Gather the lines below that include the string "text", copying each in full.

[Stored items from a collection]

────────

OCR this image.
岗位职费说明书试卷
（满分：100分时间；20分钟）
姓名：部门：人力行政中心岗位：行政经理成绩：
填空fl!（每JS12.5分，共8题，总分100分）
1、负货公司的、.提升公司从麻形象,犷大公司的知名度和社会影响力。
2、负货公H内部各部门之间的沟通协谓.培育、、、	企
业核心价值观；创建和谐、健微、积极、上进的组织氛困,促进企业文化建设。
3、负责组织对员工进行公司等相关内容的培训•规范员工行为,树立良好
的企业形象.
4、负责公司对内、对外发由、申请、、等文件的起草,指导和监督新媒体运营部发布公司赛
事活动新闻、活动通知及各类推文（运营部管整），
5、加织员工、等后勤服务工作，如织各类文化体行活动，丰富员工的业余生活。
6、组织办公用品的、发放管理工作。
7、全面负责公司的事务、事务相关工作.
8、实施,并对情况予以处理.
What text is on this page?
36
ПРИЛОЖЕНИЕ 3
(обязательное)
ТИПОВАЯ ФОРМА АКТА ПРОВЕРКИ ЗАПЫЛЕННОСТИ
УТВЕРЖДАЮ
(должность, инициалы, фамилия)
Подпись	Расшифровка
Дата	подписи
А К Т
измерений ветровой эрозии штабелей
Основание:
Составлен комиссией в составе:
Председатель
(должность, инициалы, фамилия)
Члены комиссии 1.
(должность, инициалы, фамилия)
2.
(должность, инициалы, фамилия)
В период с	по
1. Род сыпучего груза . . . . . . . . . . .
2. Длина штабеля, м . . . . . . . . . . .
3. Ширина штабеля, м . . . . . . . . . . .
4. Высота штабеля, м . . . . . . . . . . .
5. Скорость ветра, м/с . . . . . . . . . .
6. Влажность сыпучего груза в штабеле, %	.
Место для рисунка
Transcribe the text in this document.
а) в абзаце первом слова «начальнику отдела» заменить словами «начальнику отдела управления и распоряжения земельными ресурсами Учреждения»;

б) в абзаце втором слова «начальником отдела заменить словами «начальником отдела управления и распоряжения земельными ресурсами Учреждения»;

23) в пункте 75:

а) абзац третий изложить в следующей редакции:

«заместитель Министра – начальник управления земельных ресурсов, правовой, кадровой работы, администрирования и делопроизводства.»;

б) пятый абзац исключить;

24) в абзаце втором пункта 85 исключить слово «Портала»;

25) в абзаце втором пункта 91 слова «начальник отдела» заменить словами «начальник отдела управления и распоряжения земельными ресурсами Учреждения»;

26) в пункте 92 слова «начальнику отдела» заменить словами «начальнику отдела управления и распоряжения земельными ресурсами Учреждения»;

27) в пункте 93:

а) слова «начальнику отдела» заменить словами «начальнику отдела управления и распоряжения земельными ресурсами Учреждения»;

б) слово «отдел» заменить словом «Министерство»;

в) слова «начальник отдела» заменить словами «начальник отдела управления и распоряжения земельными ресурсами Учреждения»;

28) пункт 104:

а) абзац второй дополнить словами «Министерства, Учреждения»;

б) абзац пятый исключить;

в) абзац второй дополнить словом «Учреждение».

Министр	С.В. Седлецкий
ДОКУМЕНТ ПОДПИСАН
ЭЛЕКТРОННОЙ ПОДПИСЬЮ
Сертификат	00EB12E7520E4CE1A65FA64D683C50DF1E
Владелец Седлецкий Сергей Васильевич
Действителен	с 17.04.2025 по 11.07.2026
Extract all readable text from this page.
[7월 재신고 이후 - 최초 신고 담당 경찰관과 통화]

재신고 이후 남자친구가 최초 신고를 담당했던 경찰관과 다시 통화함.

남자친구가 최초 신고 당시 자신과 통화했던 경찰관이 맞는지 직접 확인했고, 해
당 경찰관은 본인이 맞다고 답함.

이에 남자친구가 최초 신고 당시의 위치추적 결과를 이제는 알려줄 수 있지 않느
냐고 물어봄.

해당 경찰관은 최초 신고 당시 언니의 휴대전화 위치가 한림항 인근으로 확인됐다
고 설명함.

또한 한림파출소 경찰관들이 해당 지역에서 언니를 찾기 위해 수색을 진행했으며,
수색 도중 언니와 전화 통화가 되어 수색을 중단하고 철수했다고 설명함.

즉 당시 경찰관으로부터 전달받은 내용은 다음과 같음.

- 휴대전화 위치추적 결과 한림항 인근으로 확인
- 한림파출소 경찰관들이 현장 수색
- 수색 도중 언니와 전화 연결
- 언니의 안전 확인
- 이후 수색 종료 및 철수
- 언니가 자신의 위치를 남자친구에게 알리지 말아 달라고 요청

────────

## [Exercise solution]
What text is on this page?
Transcribe the text in this document.
Extract all readable text from this page.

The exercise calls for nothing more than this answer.